Below are records; state how many of their lines hold the word "Managers", and give only the figure.

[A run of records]
>>>>
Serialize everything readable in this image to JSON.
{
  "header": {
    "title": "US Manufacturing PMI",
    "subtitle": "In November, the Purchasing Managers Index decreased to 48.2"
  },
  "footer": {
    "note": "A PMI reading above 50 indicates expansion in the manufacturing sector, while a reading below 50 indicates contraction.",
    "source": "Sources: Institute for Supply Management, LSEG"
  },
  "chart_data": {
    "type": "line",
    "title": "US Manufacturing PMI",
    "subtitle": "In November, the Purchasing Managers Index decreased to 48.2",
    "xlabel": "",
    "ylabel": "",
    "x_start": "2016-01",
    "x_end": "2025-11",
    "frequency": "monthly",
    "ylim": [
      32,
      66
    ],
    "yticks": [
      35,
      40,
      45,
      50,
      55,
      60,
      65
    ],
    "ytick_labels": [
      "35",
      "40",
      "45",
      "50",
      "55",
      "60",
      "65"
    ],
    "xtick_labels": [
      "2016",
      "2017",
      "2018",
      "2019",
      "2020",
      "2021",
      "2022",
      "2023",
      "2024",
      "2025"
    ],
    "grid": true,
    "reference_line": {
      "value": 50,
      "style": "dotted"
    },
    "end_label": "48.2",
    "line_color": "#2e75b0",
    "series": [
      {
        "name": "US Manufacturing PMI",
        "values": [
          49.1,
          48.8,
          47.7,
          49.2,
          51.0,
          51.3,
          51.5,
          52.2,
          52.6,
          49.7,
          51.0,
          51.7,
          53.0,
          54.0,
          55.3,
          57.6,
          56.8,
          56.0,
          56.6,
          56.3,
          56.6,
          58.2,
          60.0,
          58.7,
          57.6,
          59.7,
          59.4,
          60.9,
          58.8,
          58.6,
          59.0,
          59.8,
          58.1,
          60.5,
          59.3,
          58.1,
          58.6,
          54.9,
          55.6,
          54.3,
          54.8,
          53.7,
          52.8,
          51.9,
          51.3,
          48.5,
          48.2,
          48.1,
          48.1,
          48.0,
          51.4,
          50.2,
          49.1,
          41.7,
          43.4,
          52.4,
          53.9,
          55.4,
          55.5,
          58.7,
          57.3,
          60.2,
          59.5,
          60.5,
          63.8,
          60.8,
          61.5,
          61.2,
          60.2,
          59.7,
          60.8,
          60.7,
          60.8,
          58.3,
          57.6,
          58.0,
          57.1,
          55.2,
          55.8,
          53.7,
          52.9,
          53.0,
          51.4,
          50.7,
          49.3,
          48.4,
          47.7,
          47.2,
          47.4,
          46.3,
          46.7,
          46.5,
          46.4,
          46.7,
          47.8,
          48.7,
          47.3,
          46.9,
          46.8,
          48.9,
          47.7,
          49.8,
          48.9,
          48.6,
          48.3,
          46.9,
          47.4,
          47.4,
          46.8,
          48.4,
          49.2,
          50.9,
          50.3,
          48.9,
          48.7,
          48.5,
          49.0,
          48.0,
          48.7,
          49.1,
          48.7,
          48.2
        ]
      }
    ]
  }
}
<<<<
REPLY => 2